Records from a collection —
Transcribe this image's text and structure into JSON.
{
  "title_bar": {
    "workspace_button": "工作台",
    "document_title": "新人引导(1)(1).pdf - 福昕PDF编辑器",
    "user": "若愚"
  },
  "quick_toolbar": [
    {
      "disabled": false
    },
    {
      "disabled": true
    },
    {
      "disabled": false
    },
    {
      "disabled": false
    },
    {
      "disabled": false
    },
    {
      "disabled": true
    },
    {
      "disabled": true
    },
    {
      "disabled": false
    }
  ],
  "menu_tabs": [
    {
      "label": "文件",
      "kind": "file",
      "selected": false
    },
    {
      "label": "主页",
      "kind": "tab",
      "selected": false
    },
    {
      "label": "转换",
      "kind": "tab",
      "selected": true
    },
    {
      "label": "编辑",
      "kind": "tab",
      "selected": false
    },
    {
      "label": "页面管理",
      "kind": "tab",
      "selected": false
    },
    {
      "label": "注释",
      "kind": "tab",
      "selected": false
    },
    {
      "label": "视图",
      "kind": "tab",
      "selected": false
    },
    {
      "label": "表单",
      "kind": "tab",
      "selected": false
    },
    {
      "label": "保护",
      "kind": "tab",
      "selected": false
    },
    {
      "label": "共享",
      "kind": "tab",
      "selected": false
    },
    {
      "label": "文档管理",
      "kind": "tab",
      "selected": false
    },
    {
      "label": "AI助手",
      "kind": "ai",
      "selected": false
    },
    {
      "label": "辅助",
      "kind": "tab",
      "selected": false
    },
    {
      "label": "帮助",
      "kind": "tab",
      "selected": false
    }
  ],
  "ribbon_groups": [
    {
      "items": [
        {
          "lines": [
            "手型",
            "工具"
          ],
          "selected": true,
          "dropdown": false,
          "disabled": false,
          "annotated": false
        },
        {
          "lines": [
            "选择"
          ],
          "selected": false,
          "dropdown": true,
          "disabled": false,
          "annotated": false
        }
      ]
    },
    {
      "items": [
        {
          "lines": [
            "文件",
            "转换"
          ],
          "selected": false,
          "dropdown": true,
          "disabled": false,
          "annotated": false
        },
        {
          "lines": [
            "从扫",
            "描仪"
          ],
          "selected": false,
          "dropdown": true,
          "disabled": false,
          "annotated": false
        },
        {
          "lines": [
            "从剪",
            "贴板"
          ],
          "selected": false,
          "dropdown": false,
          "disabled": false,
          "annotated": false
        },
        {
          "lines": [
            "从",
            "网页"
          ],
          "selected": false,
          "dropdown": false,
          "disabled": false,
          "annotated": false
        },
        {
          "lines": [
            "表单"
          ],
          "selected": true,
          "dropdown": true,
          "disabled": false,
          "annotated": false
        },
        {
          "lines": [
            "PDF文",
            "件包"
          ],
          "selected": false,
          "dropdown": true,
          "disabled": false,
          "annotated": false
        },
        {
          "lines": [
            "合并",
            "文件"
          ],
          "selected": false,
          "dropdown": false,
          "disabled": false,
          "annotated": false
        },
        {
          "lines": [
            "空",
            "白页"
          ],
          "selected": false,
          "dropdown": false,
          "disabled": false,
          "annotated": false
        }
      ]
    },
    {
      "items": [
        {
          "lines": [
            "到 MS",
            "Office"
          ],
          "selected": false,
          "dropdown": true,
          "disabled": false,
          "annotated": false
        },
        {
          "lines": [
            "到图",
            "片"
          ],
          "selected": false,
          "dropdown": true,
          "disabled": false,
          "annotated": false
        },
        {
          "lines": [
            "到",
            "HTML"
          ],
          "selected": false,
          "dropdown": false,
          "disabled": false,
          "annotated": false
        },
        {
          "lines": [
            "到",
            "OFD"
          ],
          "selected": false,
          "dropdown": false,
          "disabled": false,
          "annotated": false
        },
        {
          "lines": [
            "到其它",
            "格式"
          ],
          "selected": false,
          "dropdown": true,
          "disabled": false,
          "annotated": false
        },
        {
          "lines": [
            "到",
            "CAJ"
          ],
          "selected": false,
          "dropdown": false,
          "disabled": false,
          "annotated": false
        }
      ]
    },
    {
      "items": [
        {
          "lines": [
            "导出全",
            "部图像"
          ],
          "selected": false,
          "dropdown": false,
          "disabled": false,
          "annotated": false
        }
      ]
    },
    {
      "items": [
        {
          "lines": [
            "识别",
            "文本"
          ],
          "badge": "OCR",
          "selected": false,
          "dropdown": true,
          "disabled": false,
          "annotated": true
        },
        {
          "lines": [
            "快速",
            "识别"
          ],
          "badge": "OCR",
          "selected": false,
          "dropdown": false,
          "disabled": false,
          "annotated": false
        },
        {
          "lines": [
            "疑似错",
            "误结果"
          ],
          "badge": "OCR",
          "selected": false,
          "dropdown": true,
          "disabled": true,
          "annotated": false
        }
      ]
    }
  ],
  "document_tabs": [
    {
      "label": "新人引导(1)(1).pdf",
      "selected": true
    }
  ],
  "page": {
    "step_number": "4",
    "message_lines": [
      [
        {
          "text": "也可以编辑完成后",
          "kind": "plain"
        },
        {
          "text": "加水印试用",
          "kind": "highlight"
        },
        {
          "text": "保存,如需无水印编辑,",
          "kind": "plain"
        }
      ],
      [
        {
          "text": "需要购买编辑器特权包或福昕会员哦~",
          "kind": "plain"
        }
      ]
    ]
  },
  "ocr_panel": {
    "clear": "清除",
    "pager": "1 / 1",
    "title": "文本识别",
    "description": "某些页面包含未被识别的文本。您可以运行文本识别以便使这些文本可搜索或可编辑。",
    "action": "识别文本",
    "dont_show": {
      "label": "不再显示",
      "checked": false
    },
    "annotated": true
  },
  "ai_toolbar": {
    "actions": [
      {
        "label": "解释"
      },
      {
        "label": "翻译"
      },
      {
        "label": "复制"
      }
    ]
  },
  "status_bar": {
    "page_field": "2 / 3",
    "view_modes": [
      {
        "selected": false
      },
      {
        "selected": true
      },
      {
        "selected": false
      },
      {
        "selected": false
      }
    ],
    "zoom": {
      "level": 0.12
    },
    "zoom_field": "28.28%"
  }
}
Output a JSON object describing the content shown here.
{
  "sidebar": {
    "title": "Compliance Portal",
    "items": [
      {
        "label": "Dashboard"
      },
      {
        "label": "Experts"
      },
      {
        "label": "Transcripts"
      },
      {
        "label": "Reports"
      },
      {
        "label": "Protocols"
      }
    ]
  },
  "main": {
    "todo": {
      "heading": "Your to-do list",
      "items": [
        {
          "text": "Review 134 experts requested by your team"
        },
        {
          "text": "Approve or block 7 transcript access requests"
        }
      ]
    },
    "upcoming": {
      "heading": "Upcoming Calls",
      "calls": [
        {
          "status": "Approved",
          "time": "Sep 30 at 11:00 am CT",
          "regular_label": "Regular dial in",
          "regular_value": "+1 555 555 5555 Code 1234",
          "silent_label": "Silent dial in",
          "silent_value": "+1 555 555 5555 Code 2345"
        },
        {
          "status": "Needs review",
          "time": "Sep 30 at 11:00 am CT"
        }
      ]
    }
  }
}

Work to do — Reproduce the whole listing word for word.

Task response —
Transcribe this image's text and structure into JSON.
{
  "title_bar": {
    "workspace_button": "工作台",
    "document_title": "新人引导(1)(1).pdf - 福昕PDF编辑器",
    "user": "若愚"
  },
  "quick_toolbar": [
    {
      "disabled": false
    },
    {
      "disabled": true
    },
    {
      "disabled": false
    },
    {
      "disabled": false
    },
    {
      "disabled": false
    },
    {
      "disabled": true
    },
    {
      "disabled": true
    },
    {
      "disabled": false
    }
  ],
  "menu_tabs": [
    {
      "label": "文件",
      "kind": "file",
      "selected": false
    },
    {
      "label": "主页",
      "kind": "tab",
      "selected": false
    },
    {
      "label": "转换",
      "kind": "tab",
      "selected": true
    },
    {
      "label": "编辑",
      "kind": "tab",
      "selected": false
    },
    {
      "label": "页面管理",
      "kind": "tab",
      "selected": false
    },
    {
      "label": "注释",
      "kind": "tab",
      "selected": false
    },
    {
      "label": "视图",
      "kind": "tab",
      "selected": false
    },
    {
      "label": "表单",
      "kind": "tab",
      "selected": false
    },
    {
      "label": "保护",
      "kind": "tab",
      "selected": false
    },
    {
      "label": "共享",
      "kind": "tab",
      "selected": false
    },
    {
      "label": "文档管理",
      "kind": "tab",
      "selected": false
    },
    {
      "label": "AI助手",
      "kind": "ai",
      "selected": false
    },
    {
      "label": "辅助",
      "kind": "tab",
      "selected": false
    },
    {
      "label": "帮助",
      "kind": "tab",
      "selected": false
    }
  ],
  "ribbon_groups": [
    {
      "items": [
        {
          "lines": [
            "手型",
            "工具"
          ],
          "selected": true,
          "dropdown": false,
          "disabled": false,
          "annotated": false
        },
        {
          "lines": [
            "选择"
          ],
          "selected": false,
          "dropdown": true,
          "disabled": false,
          "annotated": false
        }
      ]
    },
    {
      "items": [
        {
          "lines": [
            "文件",
            "转换"
          ],
          "selected": false,
          "dropdown": true,
          "disabled": false,
          "annotated": false
        },
        {
          "lines": [
            "从扫",
            "描仪"
          ],
          "selected": false,
          "dropdown": true,
          "disabled": false,
          "annotated": false
        },
        {
          "lines": [
            "从剪",
            "贴板"
          ],
          "selected": false,
          "dropdown": false,
          "disabled": false,
          "annotated": false
        },
        {
          "lines": [
            "从",
            "网页"
          ],
          "selected": false,
          "dropdown": false,
          "disabled": false,
          "annotated": false
        },
        {
          "lines": [
            "表单"
          ],
          "selected": true,
          "dropdown": true,
          "disabled": false,
          "annotated": false
        },
        {
          "lines": [
            "PDF文",
            "件包"
          ],
          "selected": false,
          "dropdown": true,
          "disabled": false,
          "annotated": false
        },
        {
          "lines": [
            "合并",
            "文件"
          ],
          "selected": false,
          "dropdown": false,
          "disabled": false,
          "annotated": false
        },
        {
          "lines": [
            "空",
            "白页"
          ],
          "selected": false,
          "dropdown": false,
          "disabled": false,
          "annotated": false
        }
      ]
    },
    {
      "items": [
        {
          "lines": [
            "到 MS",
            "Office"
          ],
          "selected": false,
          "dropdown": true,
          "disabled": false,
          "annotated": false
        },
        {
          "lines": [
            "到图",
            "片"
          ],
          "selected": false,
          "dropdown": true,
          "disabled": false,
          "annotated": false
        },
        {
          "lines": [
            "到",
            "HTML"
          ],
          "selected": false,
          "dropdown": false,
          "disabled": false,
          "annotated": false
        },
        {
          "lines": [
            "到",
            "OFD"
          ],
          "selected": false,
          "dropdown": false,
          "disabled": false,
          "annotated": false
        },
        {
          "lines": [
            "到其它",
            "格式"
          ],
          "selected": false,
          "dropdown": true,
          "disabled": false,
          "annotated": false
        },
        {
          "lines": [
            "到",
            "CAJ"
          ],
          "selected": false,
          "dropdown": false,
          "disabled": false,
          "annotated": false
        }
      ]
    },
    {
      "items": [
        {
          "lines": [
            "导出全",
            "部图像"
          ],
          "selected": false,
          "dropdown": false,
          "disabled": false,
          "annotated": false
        }
      ]
    },
    {
      "items": [
        {
          "lines": [
            "识别",
            "文本"
          ],
          "badge": "OCR",
          "selected": false,
          "dropdown": true,
          "disabled": false,
          "annotated": true
        },
        {
          "lines": [
            "快速",
            "识别"
          ],
          "badge": "OCR",
          "selected": false,
          "dropdown": false,
          "disabled": false,
          "annotated": false
        },
        {
          "lines": [
            "疑似错",
            "误结果"
          ],
          "badge": "OCR",
          "selected": false,
          "dropdown": true,
          "disabled": true,
          "annotated": false
        }
      ]
    }
  ],
  "document_tabs": [
    {
      "label": "新人引导(1)(1).pdf",
      "selected": true
    }
  ],
  "page": {
    "step_number": "4",
    "message_lines": [
      [
        {
          "text": "也可以编辑完成后",
          "kind": "plain"
        },
        {
          "text": "加水印试用",
          "kind": "highlight"
        },
        {
          "text": "保存,如需无水印编辑,",
          "kind": "plain"
        }
      ],
      [
        {
          "text": "需要购买编辑器特权包或福昕会员哦~",
          "kind": "plain"
        }
      ]
    ]
  },
  "ocr_panel": {
    "clear": "清除",
    "pager": "1 / 1",
    "title": "文本识别",
    "description": "某些页面包含未被识别的文本。您可以运行文本识别以便使这些文本可搜索或可编辑。",
    "action": "识别文本",
    "dont_show": {
      "label": "不再显示",
      "checked": false
    },
    "annotated": true
  },
  "ai_toolbar": {
    "actions": [
      {
        "label": "解释"
      },
      {
        "label": "翻译"
      },
      {
        "label": "复制"
      }
    ]
  },
  "status_bar": {
    "page_field": "2 / 3",
    "view_modes": [
      {
        "selected": false
      },
      {
        "selected": true
      },
      {
        "selected": false
      },
      {
        "selected": false
      }
    ],
    "zoom": {
      "level": 0.12
    },
    "zoom_field": "28.28%"
  }
}
Output a JSON object describing the content shown here.
{
  "sidebar": {
    "title": "Compliance Portal",
    "items": [
      {
        "label": "Dashboard"
      },
      {
        "label": "Experts"
      },
      {
        "label": "Transcripts"
      },
      {
        "label": "Reports"
      },
      {
        "label": "Protocols"
      }
    ]
  },
  "main": {
    "todo": {
      "heading": "Your to-do list",
      "items": [
        {
          "text": "Review 134 experts requested by your team"
        },
        {
          "text": "Approve or block 7 transcript access requests"
        }
      ]
    },
    "upcoming": {
      "heading": "Upcoming Calls",
      "calls": [
        {
          "status": "Approved",
          "time": "Sep 30 at 11:00 am CT",
          "regular_label": "Regular dial in",
          "regular_value": "+1 555 555 5555 Code 1234",
          "silent_label": "Silent dial in",
          "silent_value": "+1 555 555 5555 Code 2345"
        },
        {
          "status": "Needs review",
          "time": "Sep 30 at 11:00 am CT"
        }
      ]
    }
  }
}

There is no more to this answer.